GIVEN PROBLEM:
Reproduce the entries exactly.

-- Start DATA RECORDS --

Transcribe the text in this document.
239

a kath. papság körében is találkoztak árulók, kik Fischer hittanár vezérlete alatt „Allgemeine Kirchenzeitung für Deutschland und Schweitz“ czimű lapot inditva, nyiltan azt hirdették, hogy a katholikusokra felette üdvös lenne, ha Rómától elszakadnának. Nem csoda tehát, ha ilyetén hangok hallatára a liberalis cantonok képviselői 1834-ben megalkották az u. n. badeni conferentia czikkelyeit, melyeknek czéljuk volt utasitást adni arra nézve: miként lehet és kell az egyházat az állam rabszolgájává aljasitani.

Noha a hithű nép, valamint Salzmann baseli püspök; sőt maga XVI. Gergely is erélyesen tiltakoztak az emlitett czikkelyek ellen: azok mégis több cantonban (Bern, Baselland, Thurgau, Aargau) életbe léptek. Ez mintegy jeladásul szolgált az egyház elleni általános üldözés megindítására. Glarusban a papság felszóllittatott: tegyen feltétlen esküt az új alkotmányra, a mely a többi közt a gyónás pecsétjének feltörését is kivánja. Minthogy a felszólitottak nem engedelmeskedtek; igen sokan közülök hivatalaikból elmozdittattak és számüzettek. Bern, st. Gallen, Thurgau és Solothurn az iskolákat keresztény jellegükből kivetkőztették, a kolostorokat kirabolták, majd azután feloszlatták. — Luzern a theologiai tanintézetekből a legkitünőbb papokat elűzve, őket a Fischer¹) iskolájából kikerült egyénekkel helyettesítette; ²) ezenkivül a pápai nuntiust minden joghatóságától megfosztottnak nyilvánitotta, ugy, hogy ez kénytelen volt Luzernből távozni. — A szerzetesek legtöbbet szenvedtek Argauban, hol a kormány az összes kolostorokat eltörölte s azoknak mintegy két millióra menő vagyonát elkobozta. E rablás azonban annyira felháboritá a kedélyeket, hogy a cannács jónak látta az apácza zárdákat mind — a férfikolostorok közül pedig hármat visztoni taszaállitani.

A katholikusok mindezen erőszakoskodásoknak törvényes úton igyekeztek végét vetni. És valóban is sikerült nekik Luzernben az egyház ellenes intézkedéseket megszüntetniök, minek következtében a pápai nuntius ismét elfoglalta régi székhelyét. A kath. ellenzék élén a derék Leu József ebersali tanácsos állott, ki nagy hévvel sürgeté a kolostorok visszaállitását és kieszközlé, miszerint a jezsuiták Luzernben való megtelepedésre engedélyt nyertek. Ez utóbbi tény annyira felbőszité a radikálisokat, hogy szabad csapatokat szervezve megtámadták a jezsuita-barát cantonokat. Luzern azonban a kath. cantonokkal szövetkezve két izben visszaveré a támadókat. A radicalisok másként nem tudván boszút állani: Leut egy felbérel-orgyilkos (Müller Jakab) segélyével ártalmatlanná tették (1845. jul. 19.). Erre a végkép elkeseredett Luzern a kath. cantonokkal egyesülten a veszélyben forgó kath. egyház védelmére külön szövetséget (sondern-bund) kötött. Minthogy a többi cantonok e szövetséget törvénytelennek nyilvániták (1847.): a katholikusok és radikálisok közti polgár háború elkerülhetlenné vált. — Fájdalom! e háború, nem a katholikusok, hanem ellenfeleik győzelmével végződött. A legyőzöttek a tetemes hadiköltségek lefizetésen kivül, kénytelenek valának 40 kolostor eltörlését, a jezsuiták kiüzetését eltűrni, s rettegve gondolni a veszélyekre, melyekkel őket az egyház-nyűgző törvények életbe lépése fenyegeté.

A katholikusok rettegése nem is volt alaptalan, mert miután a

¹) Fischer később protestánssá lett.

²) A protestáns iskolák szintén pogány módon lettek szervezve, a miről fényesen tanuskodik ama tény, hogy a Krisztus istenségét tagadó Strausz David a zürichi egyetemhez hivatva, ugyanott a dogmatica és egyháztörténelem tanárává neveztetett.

-- End DATA RECORDS --

TASK SOLUTION:
Transcribe the text in this document.
239

a kath. papság körében is találkoztak árulók, kik Fischer hittanár vezérlete alatt „Allgemeine Kirchenzeitung für Deutschland und Schweitz“ czimű lapot inditva, nyiltan azt hirdették, hogy a katholikusokra felette üdvös lenne, ha Rómától elszakadnának. Nem csoda tehát, ha ilyetén hangok hallatára a liberalis cantonok képviselői 1834-ben megalkották az u. n. badeni conferentia czikkelyeit, melyeknek czéljuk volt utasitást adni arra nézve: miként lehet és kell az egyházat az állam rabszolgájává aljasitani.

Noha a hithű nép, valamint Salzmann baseli püspök; sőt maga XVI. Gergely is erélyesen tiltakoztak az emlitett czikkelyek ellen: azok mégis több cantonban (Bern, Baselland, Thurgau, Aargau) életbe léptek. Ez mintegy jeladásul szolgált az egyház elleni általános üldözés megindítására. Glarusban a papság felszóllittatott: tegyen feltétlen esküt az új alkotmányra, a mely a többi közt a gyónás pecsétjének feltörését is kivánja. Minthogy a felszólitottak nem engedelmeskedtek; igen sokan közülök hivatalaikból elmozdittattak és számüzettek. Bern, st. Gallen, Thurgau és Solothurn az iskolákat keresztény jellegükből kivetkőztették, a kolostorokat kirabolták, majd azután feloszlatták. — Luzern a theologiai tanintézetekből a legkitünőbb papokat elűzve, őket a Fischer¹) iskolájából kikerült egyénekkel helyettesítette; ²) ezenkivül a pápai nuntiust minden joghatóságától megfosztottnak nyilvánitotta, ugy, hogy ez kénytelen volt Luzernből távozni. — A szerzetesek legtöbbet szenvedtek Argauban, hol a kormány az összes kolostorokat eltörölte s azoknak mintegy két millióra menő vagyonát elkobozta. E rablás azonban annyira felháboritá a kedélyeket, hogy a cannács jónak látta az apácza zárdákat mind — a férfikolostorok közül pedig hármat visztoni taszaállitani.

A katholikusok mindezen erőszakoskodásoknak törvényes úton igyekeztek végét vetni. És valóban is sikerült nekik Luzernben az egyház ellenes intézkedéseket megszüntetniök, minek következtében a pápai nuntius ismét elfoglalta régi székhelyét. A kath. ellenzék élén a derék Leu József ebersali tanácsos állott, ki nagy hévvel sürgeté a kolostorok visszaállitását és kieszközlé, miszerint a jezsuiták Luzernben való megtelepedésre engedélyt nyertek. Ez utóbbi tény annyira felbőszité a radikálisokat, hogy szabad csapatokat szervezve megtámadták a jezsuita-barát cantonokat. Luzern azonban a kath. cantonokkal szövetkezve két izben visszaveré a támadókat. A radicalisok másként nem tudván boszút állani: Leut egy felbérel-orgyilkos (Müller Jakab) segélyével ártalmatlanná tették (1845. jul. 19.). Erre a végkép elkeseredett Luzern a kath. cantonokkal egyesülten a veszélyben forgó kath. egyház védelmére külön szövetséget (sondern-bund) kötött. Minthogy a többi cantonok e szövetséget törvénytelennek nyilvániták (1847.): a katholikusok és radikálisok közti polgár háború elkerülhetlenné vált. — Fájdalom! e háború, nem a katholikusok, hanem ellenfeleik győzelmével végződött. A legyőzöttek a tetemes hadiköltségek lefizetésen kivül, kénytelenek valának 40 kolostor eltörlését, a jezsuiták kiüzetését eltűrni, s rettegve gondolni a veszélyekre, melyekkel őket az egyház-nyűgző törvények életbe lépése fenyegeté.

A katholikusok rettegése nem is volt alaptalan, mert miután a

¹) Fischer később protestánssá lett.

²) A protestáns iskolák szintén pogány módon lettek szervezve, a miről fényesen tanuskodik ama tény, hogy a Krisztus istenségét tagadó Strausz David a zürichi egyetemhez hivatva, ugyanott a dogmatica és egyháztörténelem tanárává neveztetett.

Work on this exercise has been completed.